## MATERIAL PROVIDED:
**********
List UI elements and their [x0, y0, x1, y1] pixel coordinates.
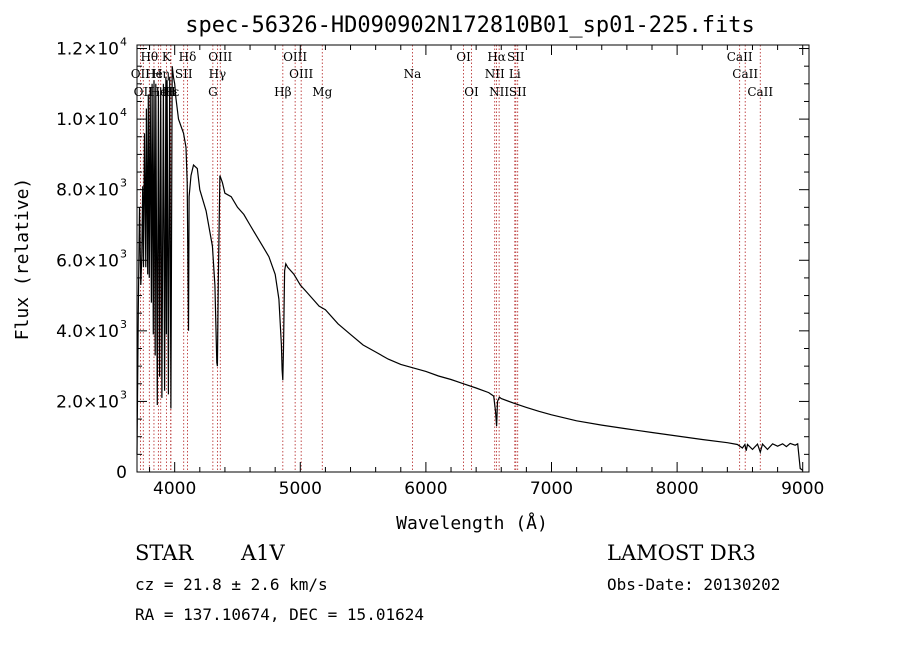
spectral-line-labels: OIIOIIHθHeHeHηKHHεSIIHδGHγOIIIHβOIIIOIII… — [131, 50, 774, 99]
x-axis-ticks: 4000 5000 6000 7000 8000 9000 — [149, 45, 824, 499]
y-tick-exp-6000: 3 — [120, 247, 127, 260]
x-tick-label-7000: 7000 — [530, 479, 573, 499]
line-label-10: Hδ — [179, 50, 197, 64]
line-label-22: Hα — [487, 50, 506, 64]
chart-title: spec-56326-HD090902N172810B01_sp01-225.f… — [185, 13, 755, 38]
spectrum-series-line — [136, 66, 804, 471]
x-tick-label-5000: 5000 — [279, 479, 322, 499]
line-label-18: Na — [404, 67, 422, 81]
line-label-27: CaII — [727, 50, 753, 64]
line-label-12: Hγ — [209, 67, 227, 81]
y-tick-label-12000: 1.2×10 4 — [56, 36, 127, 60]
line-label-24: Li — [509, 67, 521, 81]
x-tick-label-6000: 6000 — [404, 479, 447, 499]
line-label-14: Hβ — [274, 85, 291, 99]
y-tick-base-8000: 8.0×10 — [56, 181, 119, 201]
y-tick-label-0: 0 — [116, 463, 127, 483]
spectral-line-markers — [139, 45, 761, 472]
line-label-6: K — [162, 50, 172, 64]
y-tick-label-2000: 2.0×10 3 — [56, 388, 127, 412]
y-tick-label-4000: 4.0×10 3 — [56, 318, 127, 342]
observation-date: Obs-Date: 20130202 — [607, 575, 780, 594]
line-label-28: CaII — [732, 67, 758, 81]
y-tick-base-10000: 1.0×10 — [56, 110, 119, 130]
survey-name: LAMOST DR3 — [607, 541, 756, 565]
y-tick-exp-10000: 4 — [120, 106, 127, 119]
line-label-15: OIII — [283, 50, 307, 64]
y-tick-exp-12000: 4 — [120, 36, 127, 49]
redshift-cz: cz = 21.8 ± 2.6 km/s — [135, 575, 328, 594]
line-label-13: OIII — [208, 50, 232, 64]
y-tick-base-4000: 4.0×10 — [56, 322, 119, 342]
x-axis-label: Wavelength (Å) — [396, 512, 548, 534]
y-axis-label: Flux (relative) — [12, 178, 33, 341]
line-label-19: OI — [456, 50, 471, 64]
line-label-29: CaII — [747, 85, 773, 99]
line-label-23: NII — [489, 85, 509, 99]
line-label-16: OIII — [289, 67, 313, 81]
line-label-3: He — [145, 67, 163, 81]
plot-frame — [136, 44, 810, 473]
y-axis-ticks: 02.0×10 34.0×10 36.0×10 38.0×10 31.0×10 41.2×… — [56, 36, 809, 483]
line-label-20: OI — [464, 85, 479, 99]
line-label-26: SII — [509, 85, 527, 99]
x-tick-label-8000: 8000 — [655, 479, 698, 499]
coordinates: RA = 137.10674, DEC = 15.01624 — [135, 605, 424, 624]
line-label-21: NII — [485, 67, 505, 81]
y-tick-base-12000: 1.2×10 — [56, 40, 119, 60]
y-tick-base-6000: 6.0×10 — [56, 251, 119, 271]
y-tick-label-8000: 8.0×10 3 — [56, 177, 127, 201]
line-label-9: SII — [175, 67, 193, 81]
object-subclass: A1V — [240, 541, 286, 565]
line-label-8: Hε — [163, 85, 180, 99]
line-label-17: Mg — [312, 85, 332, 99]
line-label-11: G — [208, 85, 218, 99]
y-tick-base-0: 0 — [116, 463, 127, 483]
line-label-2: Hθ — [140, 50, 158, 64]
line-label-25: SII — [507, 50, 525, 64]
line-label-5: Hη — [152, 67, 170, 81]
x-tick-label-4000: 4000 — [153, 479, 196, 499]
x-tick-label-9000: 9000 — [781, 479, 824, 499]
y-tick-label-10000: 1.0×10 4 — [56, 106, 127, 130]
line-label-0: OII — [131, 67, 151, 81]
y-tick-base-2000: 2.0×10 — [56, 392, 119, 412]
y-tick-exp-2000: 3 — [120, 388, 127, 401]
line-label-7: H — [165, 85, 175, 99]
y-tick-exp-8000: 3 — [120, 177, 127, 190]
object-class: STAR — [135, 541, 194, 565]
y-tick-exp-4000: 3 — [120, 318, 127, 331]
y-tick-label-6000: 6.0×10 3 — [56, 247, 127, 271]
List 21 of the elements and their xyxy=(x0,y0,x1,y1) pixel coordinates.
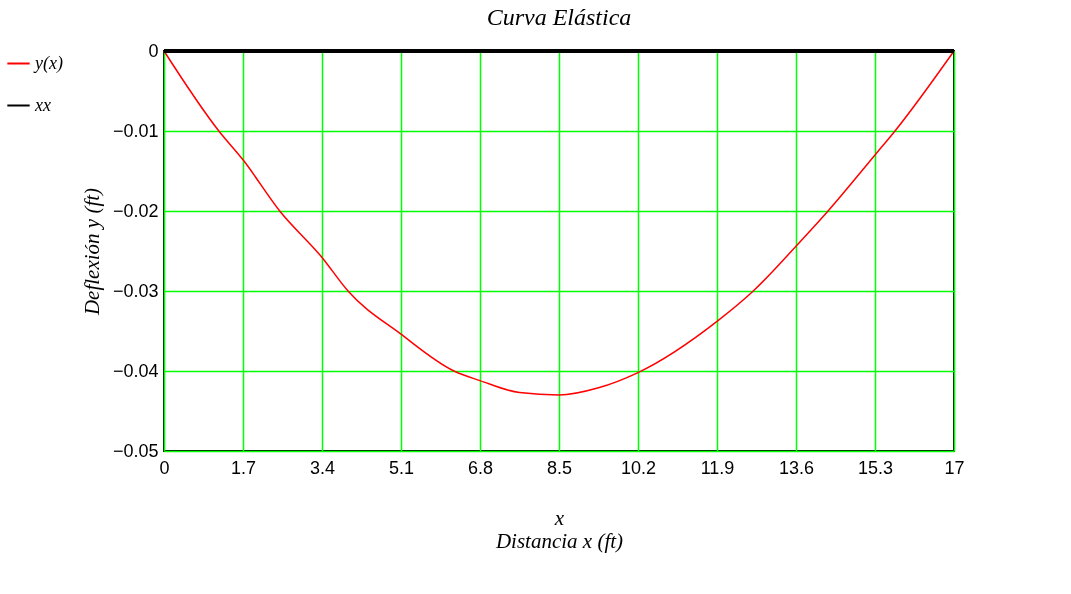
x-tick-label: 1.7 xyxy=(230,457,257,478)
x-tick-label: 6.8 xyxy=(467,457,494,478)
x-tick-label: 10.2 xyxy=(620,457,657,478)
x-tick-label: 8.5 xyxy=(546,457,573,478)
y-tick-label: 0 xyxy=(148,40,159,61)
x-axis-title: x Distancia x (ft) xyxy=(494,505,624,553)
legend-label: y(x) xyxy=(33,52,63,74)
x-tick-label: 3.4 xyxy=(309,457,336,478)
chart-title: Curva Elástica xyxy=(486,4,632,30)
x-tick-label: 5.1 xyxy=(388,457,415,478)
x-tick-label: 11.9 xyxy=(700,457,735,478)
x-tick-label: 13.6 xyxy=(778,457,815,478)
x-tick-label: 15.3 xyxy=(857,457,894,478)
y-tick-label: −0.05 xyxy=(112,440,159,461)
y-tick-label: −0.02 xyxy=(112,200,159,221)
y-tick-label: −0.03 xyxy=(112,280,159,301)
x-tick-label: 17 xyxy=(944,457,965,478)
y-tick-label: −0.01 xyxy=(112,120,159,141)
y-tick-label: −0.04 xyxy=(112,360,159,381)
y-axis-title: Deflexión y (ft) xyxy=(79,187,104,317)
legend-label: xx xyxy=(34,94,51,115)
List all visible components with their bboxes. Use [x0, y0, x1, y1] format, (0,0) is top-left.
**********
## AIM OF THE TASK:
Format every line of the items above as a JSON list of strings, one string per line, skipping blank lines and leaving out the pictures.

## TASK OUTPUT:
[
  "List UI elements and their [x0, y0, x1, y1] pixel coordinates.",
  "spectral-line-labels: OIIOIIHθHeHeHηKHHεSIIHδGHγOIIIHβOIIIOIII… — [131, 50, 774, 99]",
  "x-axis-ticks: 4000 5000 6000 7000 8000 9000 — [149, 45, 824, 499]",
  "y-tick-exp-6000: 3 — [120, 247, 127, 260]",
  "x-tick-label-7000: 7000 — [530, 479, 573, 499]",
  "line-label-10: Hδ — [179, 50, 197, 64]",
  "line-label-22: Hα — [487, 50, 506, 64]",
  "chart-title: spec-56326-HD090902N172810B01_sp01-225.f… — [185, 13, 755, 38]",
  "spectrum-series-line — [136, 66, 804, 471]",
  "x-tick-label-5000: 5000 — [279, 479, 322, 499]",
  "line-label-18: Na — [404, 67, 422, 81]",
  "line-label-27: CaII — [727, 50, 753, 64]",
  "line-label-12: Hγ — [209, 67, 227, 81]",
  "y-tick-label-12000: 1.2×10 4 — [56, 36, 127, 60]",
  "line-label-24: Li — [509, 67, 521, 81]",
  "x-tick-label-6000: 6000 — [404, 479, 447, 499]",
  "line-label-14: Hβ — [274, 85, 291, 99]",
  "y-tick-base-8000: 8.0×10 — [56, 181, 119, 201]",
  "y-tick-label-0: 0 — [116, 463, 127, 483]",
  "spectral-line-markers — [139, 45, 761, 472]",
  "line-label-6: K — [162, 50, 172, 64]",
  "y-tick-label-2000: 2.0×10 3 — [56, 388, 127, 412]",
  "y-tick-label-4000: 4.0×10 3 — [56, 318, 127, 342]",
  "observation-date: Obs-Date: 20130202 — [607, 575, 780, 594]",
  "line-label-28: CaII — [732, 67, 758, 81]",
  "y-tick-base-10000: 1.0×10 — [56, 110, 119, 130]",
  "survey-name: LAMOST DR3 — [607, 541, 756, 565]",
  "y-tick-exp-10000: 4 — [120, 106, 127, 119]",
  "line-label-15: OIII — [283, 50, 307, 64]",
  "y-tick-exp-12000: 4 — [120, 36, 127, 49]",
  "redshift-cz: cz = 21.8 ± 2.6 km/s — [135, 575, 328, 594]",
  "line-label-13: OIII — [208, 50, 232, 64]",
  "y-tick-base-4000: 4.0×10 — [56, 322, 119, 342]",
  "x-axis-label: Wavelength (Å) — [396, 512, 548, 534]",
  "y-axis-label: Flux (relative) — [12, 178, 33, 341]",
  "line-label-19: OI — [456, 50, 471, 64]",
  "line-label-29: CaII — [747, 85, 773, 99]",
  "line-label-23: NII — [489, 85, 509, 99]",
  "line-label-16: OIII — [289, 67, 313, 81]",
  "line-label-3: He — [145, 67, 163, 81]",
  "plot-frame — [136, 44, 810, 473]",
  "y-axis-ticks: 02.0×10 34.0×10 36.0×10 38.0×10 31.0×10 41.2×… — [56, 36, 809, 483]",
  "line-label-20: OI — [464, 85, 479, 99]",
  "line-label-26: SII — [509, 85, 527, 99]",
  "x-tick-label-8000: 8000 — [655, 479, 698, 499]",
  "coordinates: RA = 137.10674, DEC = 15.01624 — [135, 605, 424, 624]",
  "line-label-21: NII — [485, 67, 505, 81]",
  "y-tick-base-12000: 1.2×10 — [56, 40, 119, 60]",
  "y-tick-base-6000: 6.0×10 — [56, 251, 119, 271]",
  "y-tick-label-8000: 8.0×10 3 — [56, 177, 127, 201]",
  "line-label-9: SII — [175, 67, 193, 81]",
  "object-subclass: A1V — [240, 541, 286, 565]",
  "line-label-8: Hε — [163, 85, 180, 99]",
  "line-label-17: Mg — [312, 85, 332, 99]",
  "line-label-11: G — [208, 85, 218, 99]",
  "y-tick-base-0: 0 — [116, 463, 127, 483]",
  "line-label-2: Hθ — [140, 50, 158, 64]",
  "line-label-25: SII — [507, 50, 525, 64]",
  "line-label-5: Hη — [152, 67, 170, 81]",
  "x-tick-label-4000: 4000 — [153, 479, 196, 499]",
  "x-tick-label-9000: 9000 — [781, 479, 824, 499]",
  "y-tick-label-10000: 1.0×10 4 — [56, 106, 127, 130]",
  "line-label-0: OII — [131, 67, 151, 81]",
  "y-tick-base-2000: 2.0×10 — [56, 392, 119, 412]",
  "y-tick-exp-2000: 3 — [120, 388, 127, 401]",
  "line-label-7: H — [165, 85, 175, 99]",
  "y-tick-exp-8000: 3 — [120, 177, 127, 190]",
  "object-class: STAR — [135, 541, 194, 565]",
  "y-tick-exp-4000: 3 — [120, 318, 127, 331]",
  "y-tick-label-6000: 6.0×10 3 — [56, 247, 127, 271]",
  "List 21 of the elements and their xyxy=(x0,y0,x1,y1) pixel coordinates.",
  "x-tick-label: 1.7 xyxy=(230,457,257,478)",
  "x-tick-label: 6.8 xyxy=(467,457,494,478)",
  "x-tick-label: 10.2 xyxy=(620,457,657,478)",
  "x-tick-label: 8.5 xyxy=(546,457,573,478)",
  "y-tick-label: 0 xyxy=(148,40,159,61)",
  "x-axis-title: x Distancia x (ft) xyxy=(494,505,624,553)",
  "legend-label: y(x) xyxy=(33,52,63,74)",
  "x-tick-label: 3.4 xyxy=(309,457,336,478)",
  "chart-title: Curva Elástica xyxy=(486,4,632,30)",
  "x-tick-label: 5.1 xyxy=(388,457,415,478)",
  "x-tick-label: 11.9 xyxy=(700,457,735,478)",
  "x-tick-label: 13.6 xyxy=(778,457,815,478)",
  "x-tick-label: 15.3 xyxy=(857,457,894,478)",
  "y-tick-label: −0.05 xyxy=(112,440,159,461)",
  "y-tick-label: −0.02 xyxy=(112,200,159,221)",
  "y-tick-label: −0.03 xyxy=(112,280,159,301)",
  "x-tick-label: 17 xyxy=(944,457,965,478)",
  "y-tick-label: −0.01 xyxy=(112,120,159,141)",
  "y-tick-label: −0.04 xyxy=(112,360,159,381)",
  "y-axis-title: Deflexión y (ft) xyxy=(79,187,104,317)",
  "legend-label: xx xyxy=(34,94,51,115)",
  "List all visible components with their bboxes. Use [x0, y0, x1, y1] format, (0,0) is top-left."
]